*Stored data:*

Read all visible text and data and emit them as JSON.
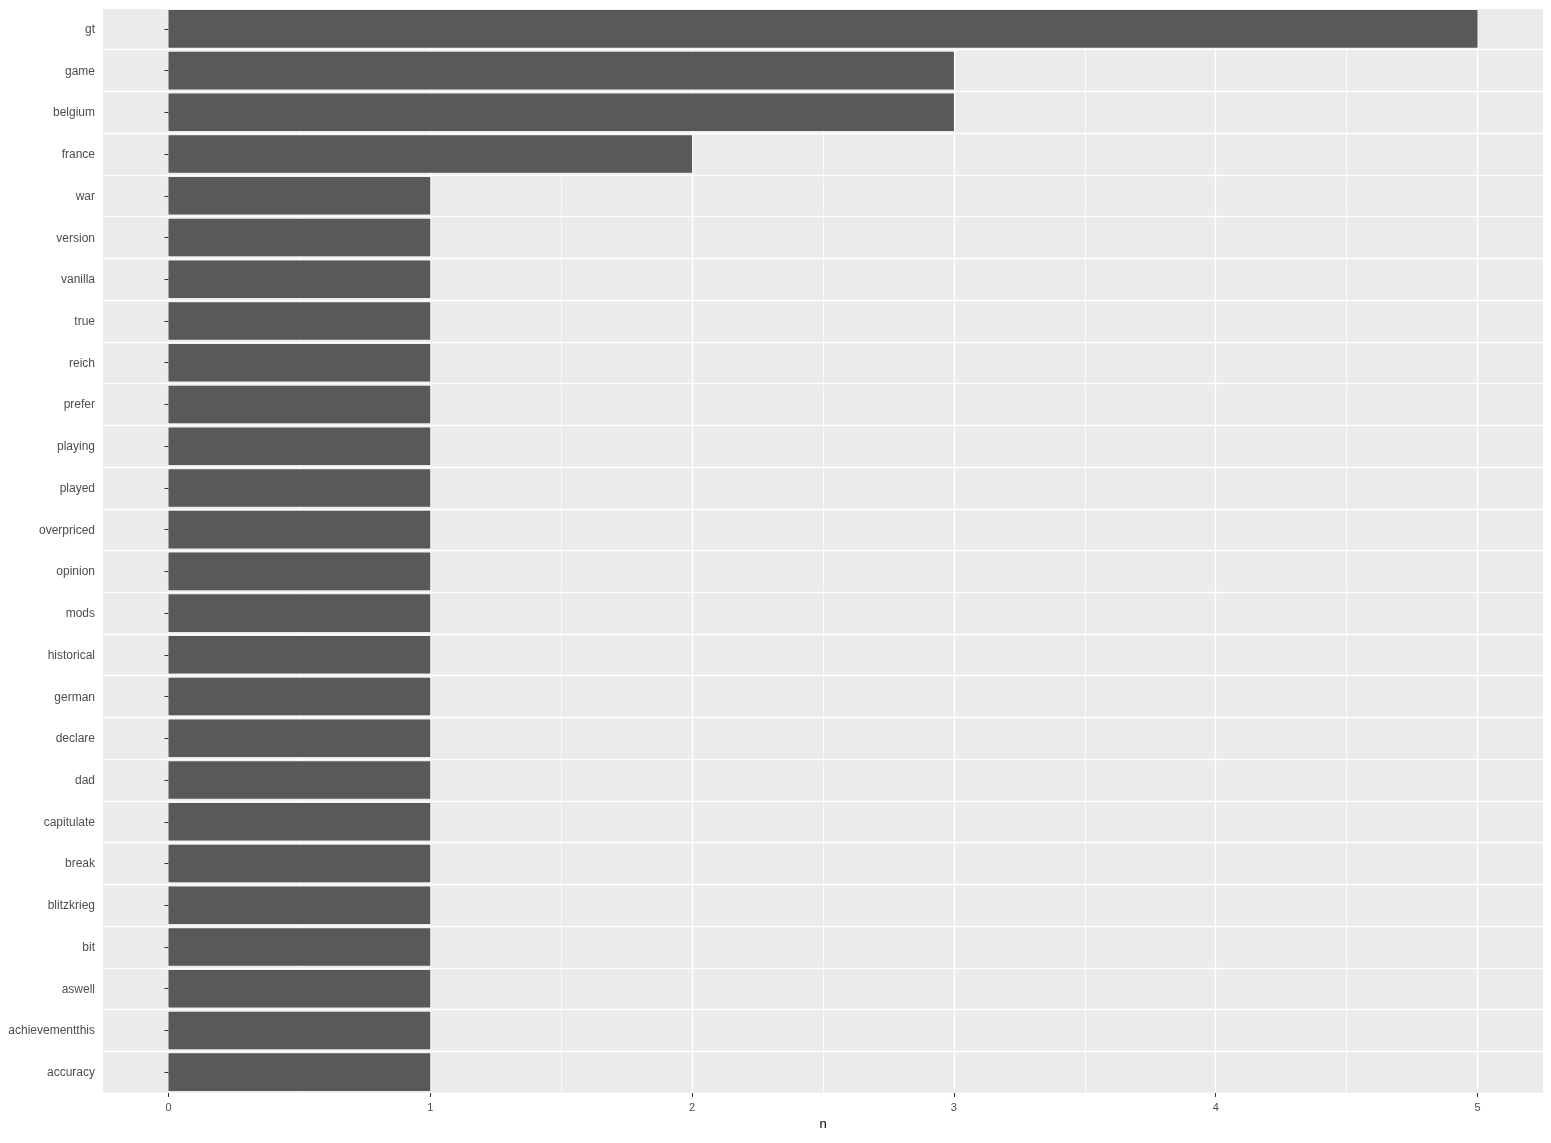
{
  "chart_data": {
    "type": "bar",
    "orientation": "horizontal",
    "xlabel": "n",
    "categories": [
      "gt",
      "game",
      "belgium",
      "france",
      "war",
      "version",
      "vanilla",
      "true",
      "reich",
      "prefer",
      "playing",
      "played",
      "overpriced",
      "opinion",
      "mods",
      "historical",
      "german",
      "declare",
      "dad",
      "capitulate",
      "break",
      "blitzkrieg",
      "bit",
      "aswell",
      "achievementthis",
      "accuracy"
    ],
    "values": [
      5,
      3,
      3,
      2,
      1,
      1,
      1,
      1,
      1,
      1,
      1,
      1,
      1,
      1,
      1,
      1,
      1,
      1,
      1,
      1,
      1,
      1,
      1,
      1,
      1,
      1
    ],
    "color": "#595959",
    "xlim": [
      -0.25,
      5.25
    ],
    "xticks": [
      0,
      1,
      2,
      3,
      4,
      5
    ],
    "grid": true
  }
}
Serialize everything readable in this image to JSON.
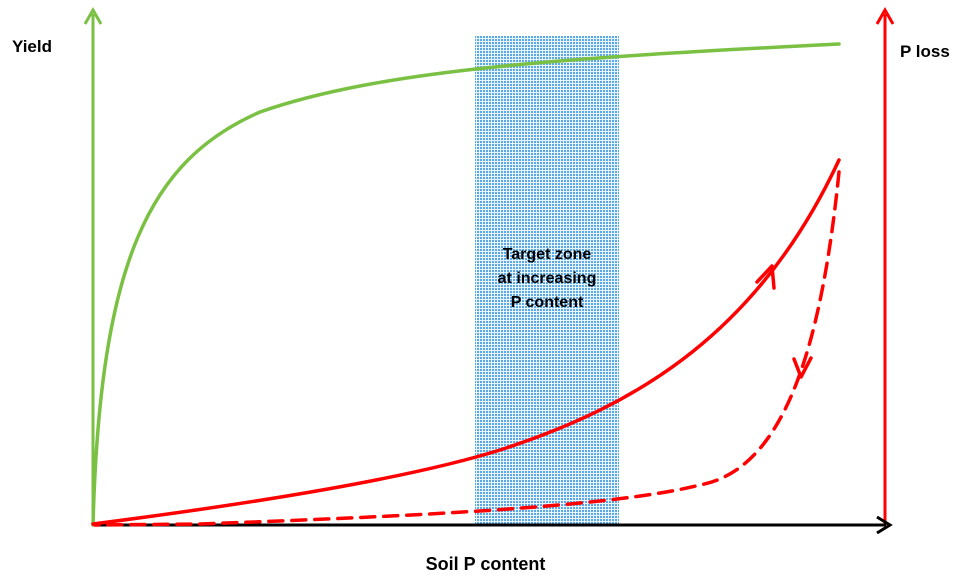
{
  "left_axis": {
    "label": "Yield",
    "color": "#7ac143"
  },
  "right_axis": {
    "label": "P loss",
    "color": "#ff0000"
  },
  "x_axis": {
    "label": "Soil P content",
    "color": "#000000"
  },
  "target_zone": {
    "lines": [
      "Target zone",
      "at increasing",
      "P content"
    ],
    "fill_color": "#6fb7ea"
  },
  "curves": [
    {
      "id": "yield",
      "color": "#7ac143",
      "style": "solid"
    },
    {
      "id": "p-loss-increasing",
      "color": "#ff0000",
      "style": "solid",
      "arrow": "up"
    },
    {
      "id": "p-loss-decreasing",
      "color": "#ff0000",
      "style": "dashed",
      "arrow": "down"
    }
  ]
}
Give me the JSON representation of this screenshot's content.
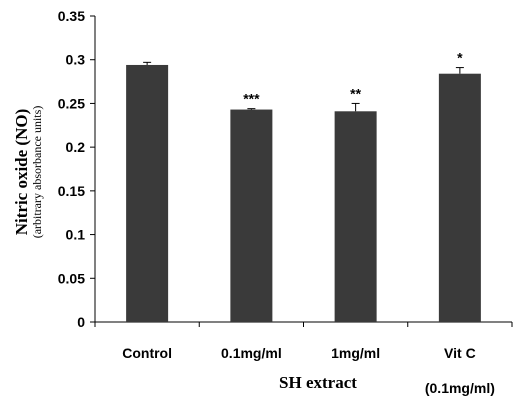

*Problem to solve:*
Exactly reproduce each record, leaving out any pictures.

*Solution to this exercise:*
Read all visible text and data and emit them as JSON.
{
  "chart_data": {
    "type": "bar",
    "orientation": "horizontal",
    "xlabel": "n",
    "categories": [
      "gt",
      "game",
      "belgium",
      "france",
      "war",
      "version",
      "vanilla",
      "true",
      "reich",
      "prefer",
      "playing",
      "played",
      "overpriced",
      "opinion",
      "mods",
      "historical",
      "german",
      "declare",
      "dad",
      "capitulate",
      "break",
      "blitzkrieg",
      "bit",
      "aswell",
      "achievementthis",
      "accuracy"
    ],
    "values": [
      5,
      3,
      3,
      2,
      1,
      1,
      1,
      1,
      1,
      1,
      1,
      1,
      1,
      1,
      1,
      1,
      1,
      1,
      1,
      1,
      1,
      1,
      1,
      1,
      1,
      1
    ],
    "color": "#595959",
    "xlim": [
      -0.25,
      5.25
    ],
    "xticks": [
      0,
      1,
      2,
      3,
      4,
      5
    ],
    "grid": true
  }
}
Serialize everything readable in this image to JSON.
{
  "left_axis": {
    "label": "Yield",
    "color": "#7ac143"
  },
  "right_axis": {
    "label": "P loss",
    "color": "#ff0000"
  },
  "x_axis": {
    "label": "Soil P content",
    "color": "#000000"
  },
  "target_zone": {
    "lines": [
      "Target zone",
      "at increasing",
      "P content"
    ],
    "fill_color": "#6fb7ea"
  },
  "curves": [
    {
      "id": "yield",
      "color": "#7ac143",
      "style": "solid"
    },
    {
      "id": "p-loss-increasing",
      "color": "#ff0000",
      "style": "solid",
      "arrow": "up"
    },
    {
      "id": "p-loss-decreasing",
      "color": "#ff0000",
      "style": "dashed",
      "arrow": "down"
    }
  ]
}
Give me the JSON representation of this screenshot's content.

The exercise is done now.